**Dokumentausschnitt:**
___
Bonn, den 16.3.2004, DW-RADIO/Serbisch, Dinko Gruhonjic

Untersuchungen von Fachleuten zufolge wird jede dritte, im günstigsten Fall jede vierte Frau in Serbien misshandelt. Die Gewalttäter sind in 95 Prozent der Fälle Männer. Dies wurde auf einer Podiumsdiskussion in Novi Sad unter dem Motto "Gewalt in der Familie" mitgeteilt.

Vesna Stanojevic von der Organisation "Aufnahmezentrum – Sicheres Frauenhaus" aus Belgrad erklärte, diese Organisation habe etwa 3 000 Anrufe wegen Gewalt in der Familie, ausgeübt von Ehemännern, Söhnen, Vätern und anderen männlichen Verwandten, erhalten. Das "Sichere Frauenhaus" in Belgrad haben bislang 250 Frauen und etwa 200 Kinder aufgesucht. Es handelt sich überwiegend um Frauen, die von ihren Ehemännern aus dem Haus geworfen worden oder die sich sogar in Lebensgefahr befinden.
___
**Gestellte Aufgabe:** Wie viele Frauen haben laut dem Dokumentausschnitt das „Sichere Frauenhaus“ in Belgrad bislang aufgesucht? Die Datensätze werden hierfür nicht gebraucht.
___
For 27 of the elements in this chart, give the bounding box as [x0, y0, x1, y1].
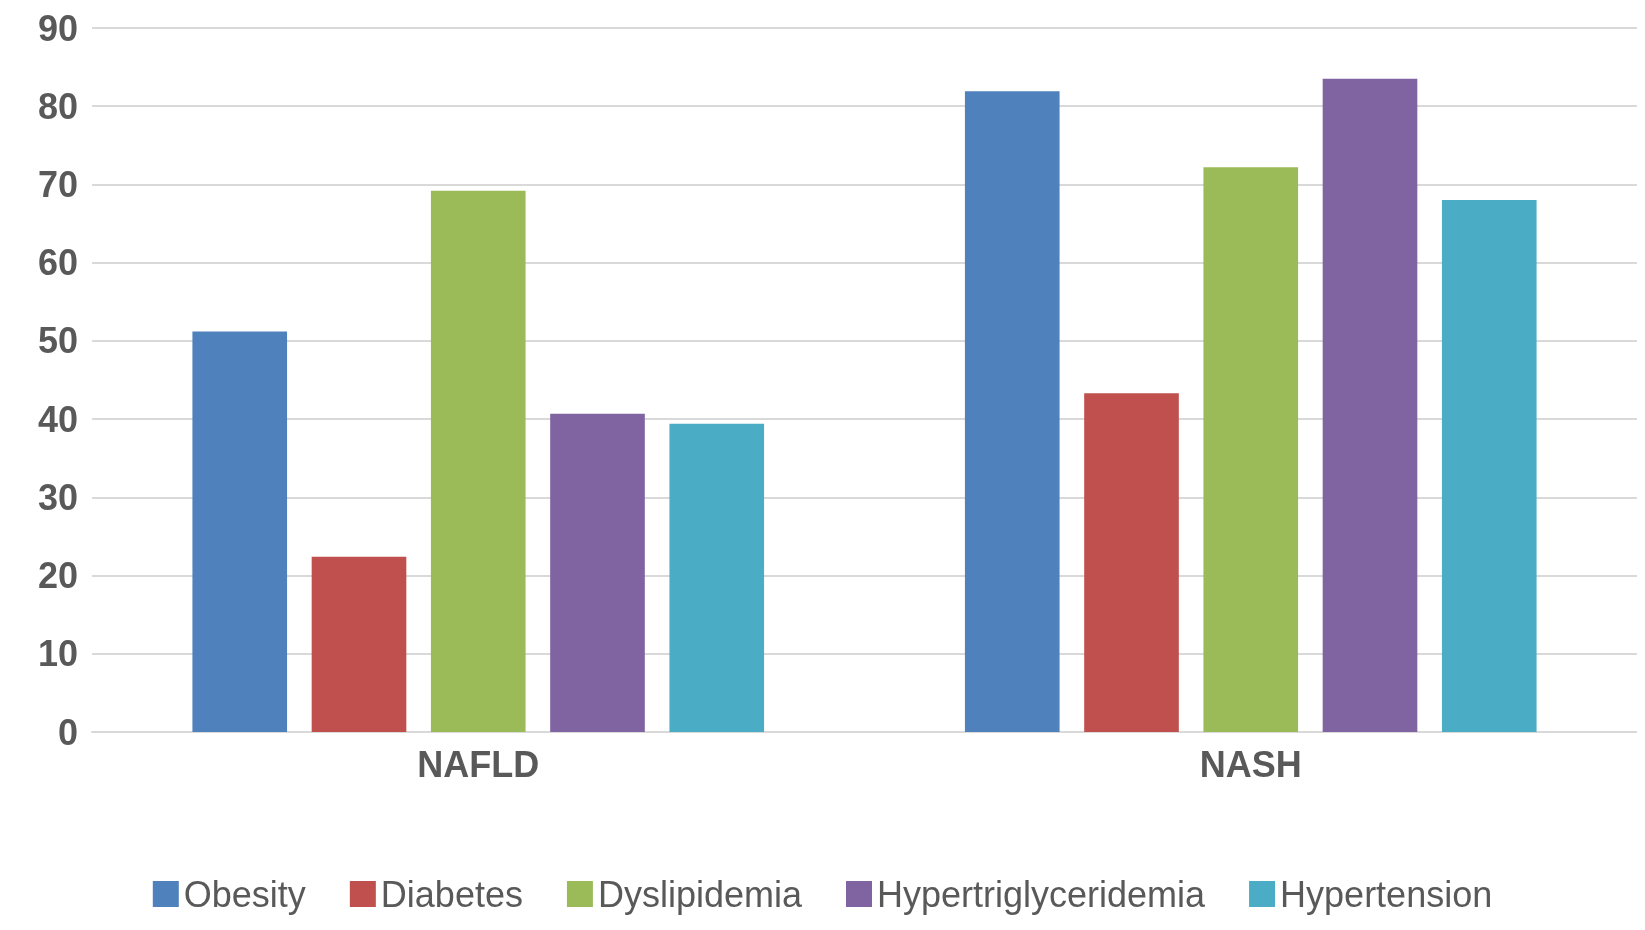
- x-tick-label: NASH: [1199, 743, 1302, 785]
- y-tick-label: 50: [37, 320, 78, 362]
- y-tick-label: 20: [37, 555, 78, 597]
- y-tick-label: 0: [57, 711, 78, 753]
- y-tick-label: 80: [37, 85, 78, 127]
- y-tick-label: 30: [37, 476, 78, 518]
- legend-label: Hypertriglyceridemia: [876, 873, 1207, 915]
- legend-label: Diabetes: [380, 873, 523, 915]
- legend-label: Dyslipidemia: [597, 873, 803, 915]
- x-tick-label: NAFLD: [417, 743, 540, 785]
- bar: [1084, 393, 1179, 732]
- y-tick-label: 70: [37, 163, 78, 205]
- legend-label: Hypertension: [1280, 873, 1493, 915]
- bar: [550, 413, 645, 732]
- y-tick-label: 40: [37, 398, 78, 440]
- bar: [311, 556, 407, 732]
- y-tick-label: 10: [37, 633, 78, 675]
- bar: [1441, 200, 1537, 732]
- bar: [1203, 167, 1299, 732]
- bar: [669, 423, 765, 732]
- bar: [430, 190, 526, 732]
- y-tick-label: 90: [37, 7, 78, 49]
- y-tick-label: 60: [37, 242, 78, 284]
- bar: [964, 91, 1060, 732]
- bar: [1322, 78, 1418, 732]
- legend-label: Obesity: [183, 873, 306, 915]
- bar: [192, 331, 288, 732]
___
**Lösung der Aufgabe:** Bislang haben 250 Frauen das „Sichere Frauenhaus“ in Belgrad aufgesucht.